EXERCISE DETAILS »
Below are some records; work out how many of their lines contain "Daño" and give the number only.
— Begin —
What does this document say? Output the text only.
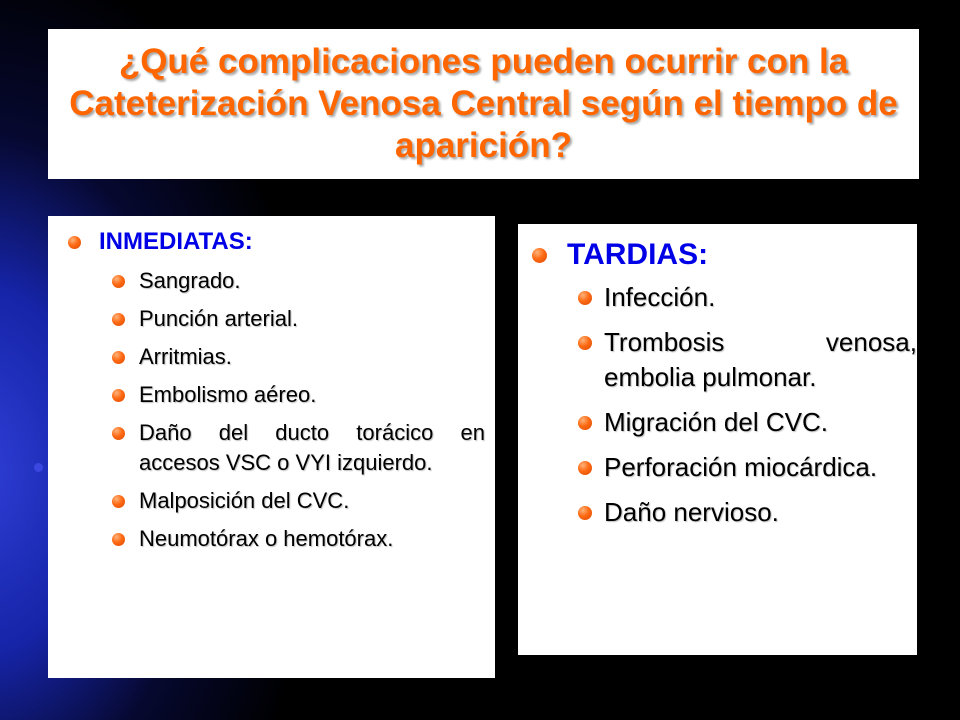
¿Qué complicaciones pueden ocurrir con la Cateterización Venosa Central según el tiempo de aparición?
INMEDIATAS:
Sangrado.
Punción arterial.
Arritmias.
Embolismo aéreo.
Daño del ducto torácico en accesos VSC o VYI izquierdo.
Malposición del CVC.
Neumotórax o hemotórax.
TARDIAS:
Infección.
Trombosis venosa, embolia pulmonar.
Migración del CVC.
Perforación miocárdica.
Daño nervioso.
— End —
— Begin —
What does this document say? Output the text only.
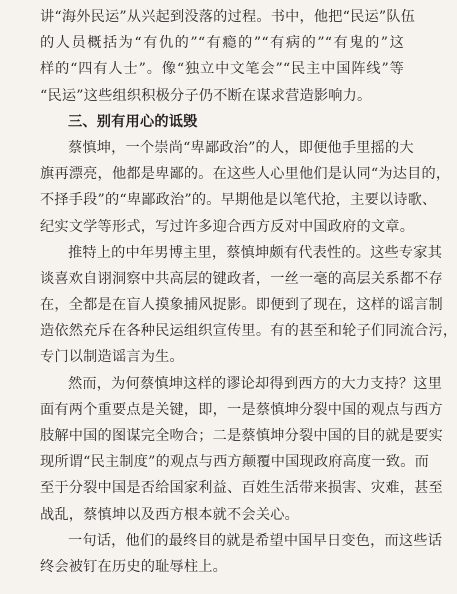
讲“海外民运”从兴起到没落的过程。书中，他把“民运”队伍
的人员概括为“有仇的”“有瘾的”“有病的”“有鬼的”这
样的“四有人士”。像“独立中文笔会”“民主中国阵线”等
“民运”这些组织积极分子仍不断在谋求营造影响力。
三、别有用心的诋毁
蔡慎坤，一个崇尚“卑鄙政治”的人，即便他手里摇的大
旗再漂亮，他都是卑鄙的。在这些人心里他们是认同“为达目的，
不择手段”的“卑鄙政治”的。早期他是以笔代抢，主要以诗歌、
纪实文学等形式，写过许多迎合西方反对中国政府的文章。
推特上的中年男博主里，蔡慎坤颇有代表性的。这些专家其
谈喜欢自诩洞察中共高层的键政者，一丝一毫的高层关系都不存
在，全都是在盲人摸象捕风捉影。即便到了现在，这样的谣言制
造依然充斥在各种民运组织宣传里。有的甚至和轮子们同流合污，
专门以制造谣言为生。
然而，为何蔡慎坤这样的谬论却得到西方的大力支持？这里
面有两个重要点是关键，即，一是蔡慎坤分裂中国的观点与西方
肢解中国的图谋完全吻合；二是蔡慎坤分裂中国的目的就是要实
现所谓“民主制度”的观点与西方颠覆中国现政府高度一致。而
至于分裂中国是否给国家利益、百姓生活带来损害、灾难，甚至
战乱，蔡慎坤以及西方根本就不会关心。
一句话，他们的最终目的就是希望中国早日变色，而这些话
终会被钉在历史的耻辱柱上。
— End —
ANSWER IN FULL »
2